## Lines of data
((

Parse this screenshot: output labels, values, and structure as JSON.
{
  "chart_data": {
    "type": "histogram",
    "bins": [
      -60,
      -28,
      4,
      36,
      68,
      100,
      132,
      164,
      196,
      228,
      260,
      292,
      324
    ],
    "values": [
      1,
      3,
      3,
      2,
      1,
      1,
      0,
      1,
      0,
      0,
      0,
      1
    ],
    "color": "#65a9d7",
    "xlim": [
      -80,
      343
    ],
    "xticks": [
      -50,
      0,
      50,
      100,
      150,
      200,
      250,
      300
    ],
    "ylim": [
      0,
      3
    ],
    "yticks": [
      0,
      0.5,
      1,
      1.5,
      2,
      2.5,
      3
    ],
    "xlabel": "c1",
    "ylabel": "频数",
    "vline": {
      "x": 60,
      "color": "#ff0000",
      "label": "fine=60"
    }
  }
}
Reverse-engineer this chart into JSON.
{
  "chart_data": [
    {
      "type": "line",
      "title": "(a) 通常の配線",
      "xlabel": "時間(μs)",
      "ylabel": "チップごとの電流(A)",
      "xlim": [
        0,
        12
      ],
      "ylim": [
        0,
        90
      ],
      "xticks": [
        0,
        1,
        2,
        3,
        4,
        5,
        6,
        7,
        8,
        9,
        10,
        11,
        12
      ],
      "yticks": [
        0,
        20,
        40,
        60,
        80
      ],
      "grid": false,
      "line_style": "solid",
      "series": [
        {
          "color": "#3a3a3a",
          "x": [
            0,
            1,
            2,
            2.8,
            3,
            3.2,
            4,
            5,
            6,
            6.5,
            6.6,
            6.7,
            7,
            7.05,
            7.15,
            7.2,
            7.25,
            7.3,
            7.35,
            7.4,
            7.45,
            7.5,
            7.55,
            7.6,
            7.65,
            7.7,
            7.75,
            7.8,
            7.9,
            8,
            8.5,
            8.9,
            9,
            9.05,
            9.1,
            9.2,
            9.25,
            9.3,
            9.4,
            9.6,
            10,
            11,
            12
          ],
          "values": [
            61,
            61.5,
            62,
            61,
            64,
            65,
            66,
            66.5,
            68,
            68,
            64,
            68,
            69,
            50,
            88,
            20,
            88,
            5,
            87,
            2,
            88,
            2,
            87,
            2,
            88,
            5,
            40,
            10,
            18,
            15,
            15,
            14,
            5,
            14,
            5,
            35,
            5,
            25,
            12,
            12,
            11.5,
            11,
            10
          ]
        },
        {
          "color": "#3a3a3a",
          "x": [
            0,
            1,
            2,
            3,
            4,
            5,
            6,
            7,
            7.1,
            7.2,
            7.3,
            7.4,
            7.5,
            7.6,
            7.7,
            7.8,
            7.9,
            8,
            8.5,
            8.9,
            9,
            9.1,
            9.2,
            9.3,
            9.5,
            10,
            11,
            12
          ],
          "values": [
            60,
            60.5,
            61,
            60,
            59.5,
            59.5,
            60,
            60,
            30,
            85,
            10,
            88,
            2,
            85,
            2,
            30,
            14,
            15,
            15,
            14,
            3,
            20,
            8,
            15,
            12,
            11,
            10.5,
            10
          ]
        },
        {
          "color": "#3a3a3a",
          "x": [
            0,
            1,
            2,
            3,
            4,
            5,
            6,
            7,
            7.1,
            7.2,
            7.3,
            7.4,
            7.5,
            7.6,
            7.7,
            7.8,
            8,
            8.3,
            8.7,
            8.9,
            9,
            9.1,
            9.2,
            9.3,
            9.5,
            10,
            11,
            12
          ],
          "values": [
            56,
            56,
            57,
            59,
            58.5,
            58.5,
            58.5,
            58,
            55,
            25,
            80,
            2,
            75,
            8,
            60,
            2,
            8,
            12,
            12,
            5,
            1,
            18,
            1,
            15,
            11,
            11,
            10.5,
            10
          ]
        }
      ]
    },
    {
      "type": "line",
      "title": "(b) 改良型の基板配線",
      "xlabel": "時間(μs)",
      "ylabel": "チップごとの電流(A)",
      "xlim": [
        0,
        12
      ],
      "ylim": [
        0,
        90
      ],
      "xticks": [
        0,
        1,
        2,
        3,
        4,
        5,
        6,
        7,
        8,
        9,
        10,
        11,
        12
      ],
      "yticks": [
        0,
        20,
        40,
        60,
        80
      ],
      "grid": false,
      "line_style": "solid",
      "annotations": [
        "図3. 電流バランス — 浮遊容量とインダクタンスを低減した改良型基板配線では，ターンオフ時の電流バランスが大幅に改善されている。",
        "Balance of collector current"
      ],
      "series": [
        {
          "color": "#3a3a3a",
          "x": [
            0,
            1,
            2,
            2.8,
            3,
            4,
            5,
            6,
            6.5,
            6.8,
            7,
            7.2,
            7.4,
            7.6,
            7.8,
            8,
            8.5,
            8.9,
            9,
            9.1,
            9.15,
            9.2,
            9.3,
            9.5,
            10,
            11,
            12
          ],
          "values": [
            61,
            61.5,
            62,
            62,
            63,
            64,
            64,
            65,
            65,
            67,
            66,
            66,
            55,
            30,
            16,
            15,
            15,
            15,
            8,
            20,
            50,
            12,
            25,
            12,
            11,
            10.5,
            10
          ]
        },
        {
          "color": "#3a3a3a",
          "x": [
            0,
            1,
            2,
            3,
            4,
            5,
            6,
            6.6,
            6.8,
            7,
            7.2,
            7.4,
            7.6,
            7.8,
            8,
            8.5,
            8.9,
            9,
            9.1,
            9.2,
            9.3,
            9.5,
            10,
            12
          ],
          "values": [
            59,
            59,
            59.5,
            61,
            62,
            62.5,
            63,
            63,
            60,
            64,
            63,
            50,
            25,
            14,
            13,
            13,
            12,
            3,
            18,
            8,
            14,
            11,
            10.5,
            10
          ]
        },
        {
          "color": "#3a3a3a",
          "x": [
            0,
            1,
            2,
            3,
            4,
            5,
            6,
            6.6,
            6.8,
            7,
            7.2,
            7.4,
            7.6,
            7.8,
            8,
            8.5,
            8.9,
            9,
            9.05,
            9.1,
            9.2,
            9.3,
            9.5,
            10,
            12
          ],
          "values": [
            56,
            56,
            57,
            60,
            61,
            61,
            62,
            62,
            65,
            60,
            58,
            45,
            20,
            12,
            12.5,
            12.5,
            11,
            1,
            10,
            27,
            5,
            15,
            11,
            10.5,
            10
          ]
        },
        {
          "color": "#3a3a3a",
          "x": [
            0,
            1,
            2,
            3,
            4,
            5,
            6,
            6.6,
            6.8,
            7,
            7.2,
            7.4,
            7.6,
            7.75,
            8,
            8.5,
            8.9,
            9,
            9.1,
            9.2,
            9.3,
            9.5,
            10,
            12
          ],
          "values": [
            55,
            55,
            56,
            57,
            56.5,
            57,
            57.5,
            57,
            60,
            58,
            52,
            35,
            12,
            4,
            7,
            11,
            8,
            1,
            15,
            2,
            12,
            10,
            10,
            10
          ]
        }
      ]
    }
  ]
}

))

## To do
Restate the whole listing exactly, leaving out nothing.

## Written answer
Parse this screenshot: output labels, values, and structure as JSON.
{
  "chart_data": {
    "type": "histogram",
    "bins": [
      -60,
      -28,
      4,
      36,
      68,
      100,
      132,
      164,
      196,
      228,
      260,
      292,
      324
    ],
    "values": [
      1,
      3,
      3,
      2,
      1,
      1,
      0,
      1,
      0,
      0,
      0,
      1
    ],
    "color": "#65a9d7",
    "xlim": [
      -80,
      343
    ],
    "xticks": [
      -50,
      0,
      50,
      100,
      150,
      200,
      250,
      300
    ],
    "ylim": [
      0,
      3
    ],
    "yticks": [
      0,
      0.5,
      1,
      1.5,
      2,
      2.5,
      3
    ],
    "xlabel": "c1",
    "ylabel": "频数",
    "vline": {
      "x": 60,
      "color": "#ff0000",
      "label": "fine=60"
    }
  }
}
Reverse-engineer this chart into JSON.
{
  "chart_data": [
    {
      "type": "line",
      "title": "(a) 通常の配線",
      "xlabel": "時間(μs)",
      "ylabel": "チップごとの電流(A)",
      "xlim": [
        0,
        12
      ],
      "ylim": [
        0,
        90
      ],
      "xticks": [
        0,
        1,
        2,
        3,
        4,
        5,
        6,
        7,
        8,
        9,
        10,
        11,
        12
      ],
      "yticks": [
        0,
        20,
        40,
        60,
        80
      ],
      "grid": false,
      "line_style": "solid",
      "series": [
        {
          "color": "#3a3a3a",
          "x": [
            0,
            1,
            2,
            2.8,
            3,
            3.2,
            4,
            5,
            6,
            6.5,
            6.6,
            6.7,
            7,
            7.05,
            7.15,
            7.2,
            7.25,
            7.3,
            7.35,
            7.4,
            7.45,
            7.5,
            7.55,
            7.6,
            7.65,
            7.7,
            7.75,
            7.8,
            7.9,
            8,
            8.5,
            8.9,
            9,
            9.05,
            9.1,
            9.2,
            9.25,
            9.3,
            9.4,
            9.6,
            10,
            11,
            12
          ],
          "values": [
            61,
            61.5,
            62,
            61,
            64,
            65,
            66,
            66.5,
            68,
            68,
            64,
            68,
            69,
            50,
            88,
            20,
            88,
            5,
            87,
            2,
            88,
            2,
            87,
            2,
            88,
            5,
            40,
            10,
            18,
            15,
            15,
            14,
            5,
            14,
            5,
            35,
            5,
            25,
            12,
            12,
            11.5,
            11,
            10
          ]
        },
        {
          "color": "#3a3a3a",
          "x": [
            0,
            1,
            2,
            3,
            4,
            5,
            6,
            7,
            7.1,
            7.2,
            7.3,
            7.4,
            7.5,
            7.6,
            7.7,
            7.8,
            7.9,
            8,
            8.5,
            8.9,
            9,
            9.1,
            9.2,
            9.3,
            9.5,
            10,
            11,
            12
          ],
          "values": [
            60,
            60.5,
            61,
            60,
            59.5,
            59.5,
            60,
            60,
            30,
            85,
            10,
            88,
            2,
            85,
            2,
            30,
            14,
            15,
            15,
            14,
            3,
            20,
            8,
            15,
            12,
            11,
            10.5,
            10
          ]
        },
        {
          "color": "#3a3a3a",
          "x": [
            0,
            1,
            2,
            3,
            4,
            5,
            6,
            7,
            7.1,
            7.2,
            7.3,
            7.4,
            7.5,
            7.6,
            7.7,
            7.8,
            8,
            8.3,
            8.7,
            8.9,
            9,
            9.1,
            9.2,
            9.3,
            9.5,
            10,
            11,
            12
          ],
          "values": [
            56,
            56,
            57,
            59,
            58.5,
            58.5,
            58.5,
            58,
            55,
            25,
            80,
            2,
            75,
            8,
            60,
            2,
            8,
            12,
            12,
            5,
            1,
            18,
            1,
            15,
            11,
            11,
            10.5,
            10
          ]
        }
      ]
    },
    {
      "type": "line",
      "title": "(b) 改良型の基板配線",
      "xlabel": "時間(μs)",
      "ylabel": "チップごとの電流(A)",
      "xlim": [
        0,
        12
      ],
      "ylim": [
        0,
        90
      ],
      "xticks": [
        0,
        1,
        2,
        3,
        4,
        5,
        6,
        7,
        8,
        9,
        10,
        11,
        12
      ],
      "yticks": [
        0,
        20,
        40,
        60,
        80
      ],
      "grid": false,
      "line_style": "solid",
      "annotations": [
        "図3. 電流バランス — 浮遊容量とインダクタンスを低減した改良型基板配線では，ターンオフ時の電流バランスが大幅に改善されている。",
        "Balance of collector current"
      ],
      "series": [
        {
          "color": "#3a3a3a",
          "x": [
            0,
            1,
            2,
            2.8,
            3,
            4,
            5,
            6,
            6.5,
            6.8,
            7,
            7.2,
            7.4,
            7.6,
            7.8,
            8,
            8.5,
            8.9,
            9,
            9.1,
            9.15,
            9.2,
            9.3,
            9.5,
            10,
            11,
            12
          ],
          "values": [
            61,
            61.5,
            62,
            62,
            63,
            64,
            64,
            65,
            65,
            67,
            66,
            66,
            55,
            30,
            16,
            15,
            15,
            15,
            8,
            20,
            50,
            12,
            25,
            12,
            11,
            10.5,
            10
          ]
        },
        {
          "color": "#3a3a3a",
          "x": [
            0,
            1,
            2,
            3,
            4,
            5,
            6,
            6.6,
            6.8,
            7,
            7.2,
            7.4,
            7.6,
            7.8,
            8,
            8.5,
            8.9,
            9,
            9.1,
            9.2,
            9.3,
            9.5,
            10,
            12
          ],
          "values": [
            59,
            59,
            59.5,
            61,
            62,
            62.5,
            63,
            63,
            60,
            64,
            63,
            50,
            25,
            14,
            13,
            13,
            12,
            3,
            18,
            8,
            14,
            11,
            10.5,
            10
          ]
        },
        {
          "color": "#3a3a3a",
          "x": [
            0,
            1,
            2,
            3,
            4,
            5,
            6,
            6.6,
            6.8,
            7,
            7.2,
            7.4,
            7.6,
            7.8,
            8,
            8.5,
            8.9,
            9,
            9.05,
            9.1,
            9.2,
            9.3,
            9.5,
            10,
            12
          ],
          "values": [
            56,
            56,
            57,
            60,
            61,
            61,
            62,
            62,
            65,
            60,
            58,
            45,
            20,
            12,
            12.5,
            12.5,
            11,
            1,
            10,
            27,
            5,
            15,
            11,
            10.5,
            10
          ]
        },
        {
          "color": "#3a3a3a",
          "x": [
            0,
            1,
            2,
            3,
            4,
            5,
            6,
            6.6,
            6.8,
            7,
            7.2,
            7.4,
            7.6,
            7.75,
            8,
            8.5,
            8.9,
            9,
            9.1,
            9.2,
            9.3,
            9.5,
            10,
            12
          ],
          "values": [
            55,
            55,
            56,
            57,
            56.5,
            57,
            57.5,
            57,
            60,
            58,
            52,
            35,
            12,
            4,
            7,
            11,
            8,
            1,
            15,
            2,
            12,
            10,
            10,
            10
          ]
        }
      ]
    }
  ]
}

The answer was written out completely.